(Work to do): Give back exactly the lines running from the line with "Give me the" to the end of the entries, and only those lines.

(Stored records):
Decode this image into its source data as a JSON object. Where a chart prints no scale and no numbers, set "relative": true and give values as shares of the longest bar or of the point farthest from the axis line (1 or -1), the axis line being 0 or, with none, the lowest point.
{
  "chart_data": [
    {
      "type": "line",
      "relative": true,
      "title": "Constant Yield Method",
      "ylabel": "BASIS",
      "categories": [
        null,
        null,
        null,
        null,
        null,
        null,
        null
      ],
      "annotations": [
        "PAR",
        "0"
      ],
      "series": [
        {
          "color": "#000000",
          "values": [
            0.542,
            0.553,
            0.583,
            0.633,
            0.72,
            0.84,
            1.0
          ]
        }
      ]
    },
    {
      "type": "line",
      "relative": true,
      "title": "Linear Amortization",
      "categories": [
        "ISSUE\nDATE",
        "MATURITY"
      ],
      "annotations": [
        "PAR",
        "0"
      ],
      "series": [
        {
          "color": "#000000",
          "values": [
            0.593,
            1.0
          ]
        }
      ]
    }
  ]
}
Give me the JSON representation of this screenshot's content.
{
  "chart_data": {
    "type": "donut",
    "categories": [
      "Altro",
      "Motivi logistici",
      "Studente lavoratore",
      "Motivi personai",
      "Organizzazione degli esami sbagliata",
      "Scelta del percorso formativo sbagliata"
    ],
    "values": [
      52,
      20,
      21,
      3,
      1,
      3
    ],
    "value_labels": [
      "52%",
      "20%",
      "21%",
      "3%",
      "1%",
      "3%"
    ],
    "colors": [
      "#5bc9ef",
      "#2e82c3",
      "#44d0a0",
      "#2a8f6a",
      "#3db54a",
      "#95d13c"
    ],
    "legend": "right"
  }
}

(Correct output):
Give me the JSON representation of this screenshot's content.
{
  "chart_data": {
    "type": "donut",
    "categories": [
      "Altro",
      "Motivi logistici",
      "Studente lavoratore",
      "Motivi personai",
      "Organizzazione degli esami sbagliata",
      "Scelta del percorso formativo sbagliata"
    ],
    "values": [
      52,
      20,
      21,
      3,
      1,
      3
    ],
    "value_labels": [
      "52%",
      "20%",
      "21%",
      "3%",
      "1%",
      "3%"
    ],
    "colors": [
      "#5bc9ef",
      "#2e82c3",
      "#44d0a0",
      "#2a8f6a",
      "#3db54a",
      "#95d13c"
    ],
    "legend": "right"
  }
}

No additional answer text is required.